◆ Exercise inputs:
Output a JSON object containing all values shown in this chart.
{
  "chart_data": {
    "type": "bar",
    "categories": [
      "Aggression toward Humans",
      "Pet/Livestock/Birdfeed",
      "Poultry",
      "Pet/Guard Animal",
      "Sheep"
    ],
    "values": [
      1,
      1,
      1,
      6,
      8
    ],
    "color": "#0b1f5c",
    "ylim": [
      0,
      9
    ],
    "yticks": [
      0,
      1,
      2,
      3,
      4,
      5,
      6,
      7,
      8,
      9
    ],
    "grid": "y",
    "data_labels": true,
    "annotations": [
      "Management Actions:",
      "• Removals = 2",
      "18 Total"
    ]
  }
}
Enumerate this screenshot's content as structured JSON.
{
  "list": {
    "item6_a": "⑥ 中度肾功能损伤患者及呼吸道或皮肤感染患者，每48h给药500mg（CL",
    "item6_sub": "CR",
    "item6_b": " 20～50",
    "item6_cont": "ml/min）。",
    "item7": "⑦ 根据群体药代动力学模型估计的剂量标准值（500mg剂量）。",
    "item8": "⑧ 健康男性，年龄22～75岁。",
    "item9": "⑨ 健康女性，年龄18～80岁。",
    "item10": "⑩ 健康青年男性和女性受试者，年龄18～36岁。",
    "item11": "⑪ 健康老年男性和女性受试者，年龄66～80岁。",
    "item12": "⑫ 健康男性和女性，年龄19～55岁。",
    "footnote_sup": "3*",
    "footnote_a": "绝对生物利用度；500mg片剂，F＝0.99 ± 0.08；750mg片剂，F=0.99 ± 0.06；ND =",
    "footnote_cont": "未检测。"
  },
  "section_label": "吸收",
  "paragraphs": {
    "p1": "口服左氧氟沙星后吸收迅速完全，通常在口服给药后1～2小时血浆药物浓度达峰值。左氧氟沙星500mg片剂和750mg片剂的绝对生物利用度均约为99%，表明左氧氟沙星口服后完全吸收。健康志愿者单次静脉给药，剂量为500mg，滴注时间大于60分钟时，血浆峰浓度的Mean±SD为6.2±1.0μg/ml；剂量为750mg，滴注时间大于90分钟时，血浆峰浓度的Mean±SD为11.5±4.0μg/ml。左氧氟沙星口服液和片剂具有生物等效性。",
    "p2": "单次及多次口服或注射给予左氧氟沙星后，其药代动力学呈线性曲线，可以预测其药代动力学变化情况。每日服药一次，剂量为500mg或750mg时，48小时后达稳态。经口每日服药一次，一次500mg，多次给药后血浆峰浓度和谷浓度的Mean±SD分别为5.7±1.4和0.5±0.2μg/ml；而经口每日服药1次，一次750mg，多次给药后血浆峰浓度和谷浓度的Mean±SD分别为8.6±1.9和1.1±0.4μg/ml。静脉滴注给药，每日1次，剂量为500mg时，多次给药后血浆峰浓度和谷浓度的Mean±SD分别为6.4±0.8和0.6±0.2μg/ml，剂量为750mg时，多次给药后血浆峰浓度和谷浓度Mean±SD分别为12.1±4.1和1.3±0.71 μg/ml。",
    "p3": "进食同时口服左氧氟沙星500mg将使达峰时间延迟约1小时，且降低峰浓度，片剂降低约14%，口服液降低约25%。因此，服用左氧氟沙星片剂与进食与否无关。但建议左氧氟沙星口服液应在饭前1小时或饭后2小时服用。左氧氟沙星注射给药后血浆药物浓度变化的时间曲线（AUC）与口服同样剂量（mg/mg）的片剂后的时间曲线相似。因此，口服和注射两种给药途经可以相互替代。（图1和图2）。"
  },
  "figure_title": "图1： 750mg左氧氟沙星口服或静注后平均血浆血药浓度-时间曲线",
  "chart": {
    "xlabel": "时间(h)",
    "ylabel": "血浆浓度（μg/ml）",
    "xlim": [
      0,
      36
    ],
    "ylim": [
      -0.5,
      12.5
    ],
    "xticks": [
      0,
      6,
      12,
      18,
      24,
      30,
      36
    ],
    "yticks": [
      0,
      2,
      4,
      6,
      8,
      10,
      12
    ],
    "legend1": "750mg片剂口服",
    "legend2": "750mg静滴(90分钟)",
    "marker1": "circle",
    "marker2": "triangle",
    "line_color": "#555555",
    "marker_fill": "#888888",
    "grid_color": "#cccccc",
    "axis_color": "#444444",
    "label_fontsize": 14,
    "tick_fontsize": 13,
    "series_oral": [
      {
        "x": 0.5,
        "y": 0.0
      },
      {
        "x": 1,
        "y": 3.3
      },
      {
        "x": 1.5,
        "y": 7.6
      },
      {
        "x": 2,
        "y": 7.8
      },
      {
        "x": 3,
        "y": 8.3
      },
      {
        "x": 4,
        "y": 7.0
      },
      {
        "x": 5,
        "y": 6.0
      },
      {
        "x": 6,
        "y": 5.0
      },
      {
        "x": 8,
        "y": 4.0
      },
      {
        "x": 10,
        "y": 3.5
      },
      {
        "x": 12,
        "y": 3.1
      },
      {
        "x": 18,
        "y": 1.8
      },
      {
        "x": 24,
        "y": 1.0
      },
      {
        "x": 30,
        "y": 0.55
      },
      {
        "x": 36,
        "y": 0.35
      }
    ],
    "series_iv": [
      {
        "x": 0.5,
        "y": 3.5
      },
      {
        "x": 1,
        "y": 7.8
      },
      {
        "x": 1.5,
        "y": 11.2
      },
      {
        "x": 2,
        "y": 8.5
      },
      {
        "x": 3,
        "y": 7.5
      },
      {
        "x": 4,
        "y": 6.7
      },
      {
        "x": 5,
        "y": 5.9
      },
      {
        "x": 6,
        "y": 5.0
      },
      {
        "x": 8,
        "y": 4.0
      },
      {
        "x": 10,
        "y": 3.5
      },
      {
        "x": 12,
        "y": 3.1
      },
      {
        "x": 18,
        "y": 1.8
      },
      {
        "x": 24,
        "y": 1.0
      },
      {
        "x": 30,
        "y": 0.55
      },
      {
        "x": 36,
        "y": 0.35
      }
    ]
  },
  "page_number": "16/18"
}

◆ Task to carry out:
Repeat the records above in full, character for character.

◆ Completed exercise:
Output a JSON object containing all values shown in this chart.
{
  "chart_data": {
    "type": "bar",
    "categories": [
      "Aggression toward Humans",
      "Pet/Livestock/Birdfeed",
      "Poultry",
      "Pet/Guard Animal",
      "Sheep"
    ],
    "values": [
      1,
      1,
      1,
      6,
      8
    ],
    "color": "#0b1f5c",
    "ylim": [
      0,
      9
    ],
    "yticks": [
      0,
      1,
      2,
      3,
      4,
      5,
      6,
      7,
      8,
      9
    ],
    "grid": "y",
    "data_labels": true,
    "annotations": [
      "Management Actions:",
      "• Removals = 2",
      "18 Total"
    ]
  }
}
Enumerate this screenshot's content as structured JSON.
{
  "list": {
    "item6_a": "⑥ 中度肾功能损伤患者及呼吸道或皮肤感染患者，每48h给药500mg（CL",
    "item6_sub": "CR",
    "item6_b": " 20～50",
    "item6_cont": "ml/min）。",
    "item7": "⑦ 根据群体药代动力学模型估计的剂量标准值（500mg剂量）。",
    "item8": "⑧ 健康男性，年龄22～75岁。",
    "item9": "⑨ 健康女性，年龄18～80岁。",
    "item10": "⑩ 健康青年男性和女性受试者，年龄18～36岁。",
    "item11": "⑪ 健康老年男性和女性受试者，年龄66～80岁。",
    "item12": "⑫ 健康男性和女性，年龄19～55岁。",
    "footnote_sup": "3*",
    "footnote_a": "绝对生物利用度；500mg片剂，F＝0.99 ± 0.08；750mg片剂，F=0.99 ± 0.06；ND =",
    "footnote_cont": "未检测。"
  },
  "section_label": "吸收",
  "paragraphs": {
    "p1": "口服左氧氟沙星后吸收迅速完全，通常在口服给药后1～2小时血浆药物浓度达峰值。左氧氟沙星500mg片剂和750mg片剂的绝对生物利用度均约为99%，表明左氧氟沙星口服后完全吸收。健康志愿者单次静脉给药，剂量为500mg，滴注时间大于60分钟时，血浆峰浓度的Mean±SD为6.2±1.0μg/ml；剂量为750mg，滴注时间大于90分钟时，血浆峰浓度的Mean±SD为11.5±4.0μg/ml。左氧氟沙星口服液和片剂具有生物等效性。",
    "p2": "单次及多次口服或注射给予左氧氟沙星后，其药代动力学呈线性曲线，可以预测其药代动力学变化情况。每日服药一次，剂量为500mg或750mg时，48小时后达稳态。经口每日服药一次，一次500mg，多次给药后血浆峰浓度和谷浓度的Mean±SD分别为5.7±1.4和0.5±0.2μg/ml；而经口每日服药1次，一次750mg，多次给药后血浆峰浓度和谷浓度的Mean±SD分别为8.6±1.9和1.1±0.4μg/ml。静脉滴注给药，每日1次，剂量为500mg时，多次给药后血浆峰浓度和谷浓度的Mean±SD分别为6.4±0.8和0.6±0.2μg/ml，剂量为750mg时，多次给药后血浆峰浓度和谷浓度Mean±SD分别为12.1±4.1和1.3±0.71 μg/ml。",
    "p3": "进食同时口服左氧氟沙星500mg将使达峰时间延迟约1小时，且降低峰浓度，片剂降低约14%，口服液降低约25%。因此，服用左氧氟沙星片剂与进食与否无关。但建议左氧氟沙星口服液应在饭前1小时或饭后2小时服用。左氧氟沙星注射给药后血浆药物浓度变化的时间曲线（AUC）与口服同样剂量（mg/mg）的片剂后的时间曲线相似。因此，口服和注射两种给药途经可以相互替代。（图1和图2）。"
  },
  "figure_title": "图1： 750mg左氧氟沙星口服或静注后平均血浆血药浓度-时间曲线",
  "chart": {
    "xlabel": "时间(h)",
    "ylabel": "血浆浓度（μg/ml）",
    "xlim": [
      0,
      36
    ],
    "ylim": [
      -0.5,
      12.5
    ],
    "xticks": [
      0,
      6,
      12,
      18,
      24,
      30,
      36
    ],
    "yticks": [
      0,
      2,
      4,
      6,
      8,
      10,
      12
    ],
    "legend1": "750mg片剂口服",
    "legend2": "750mg静滴(90分钟)",
    "marker1": "circle",
    "marker2": "triangle",
    "line_color": "#555555",
    "marker_fill": "#888888",
    "grid_color": "#cccccc",
    "axis_color": "#444444",
    "label_fontsize": 14,
    "tick_fontsize": 13,
    "series_oral": [
      {
        "x": 0.5,
        "y": 0.0
      },
      {
        "x": 1,
        "y": 3.3
      },
      {
        "x": 1.5,
        "y": 7.6
      },
      {
        "x": 2,
        "y": 7.8
      },
      {
        "x": 3,
        "y": 8.3
      },
      {
        "x": 4,
        "y": 7.0
      },
      {
        "x": 5,
        "y": 6.0
      },
      {
        "x": 6,
        "y": 5.0
      },
      {
        "x": 8,
        "y": 4.0
      },
      {
        "x": 10,
        "y": 3.5
      },
      {
        "x": 12,
        "y": 3.1
      },
      {
        "x": 18,
        "y": 1.8
      },
      {
        "x": 24,
        "y": 1.0
      },
      {
        "x": 30,
        "y": 0.55
      },
      {
        "x": 36,
        "y": 0.35
      }
    ],
    "series_iv": [
      {
        "x": 0.5,
        "y": 3.5
      },
      {
        "x": 1,
        "y": 7.8
      },
      {
        "x": 1.5,
        "y": 11.2
      },
      {
        "x": 2,
        "y": 8.5
      },
      {
        "x": 3,
        "y": 7.5
      },
      {
        "x": 4,
        "y": 6.7
      },
      {
        "x": 5,
        "y": 5.9
      },
      {
        "x": 6,
        "y": 5.0
      },
      {
        "x": 8,
        "y": 4.0
      },
      {
        "x": 10,
        "y": 3.5
      },
      {
        "x": 12,
        "y": 3.1
      },
      {
        "x": 18,
        "y": 1.8
      },
      {
        "x": 24,
        "y": 1.0
      },
      {
        "x": 30,
        "y": 0.55
      },
      {
        "x": 36,
        "y": 0.35
      }
    ]
  },
  "page_number": "16/18"
}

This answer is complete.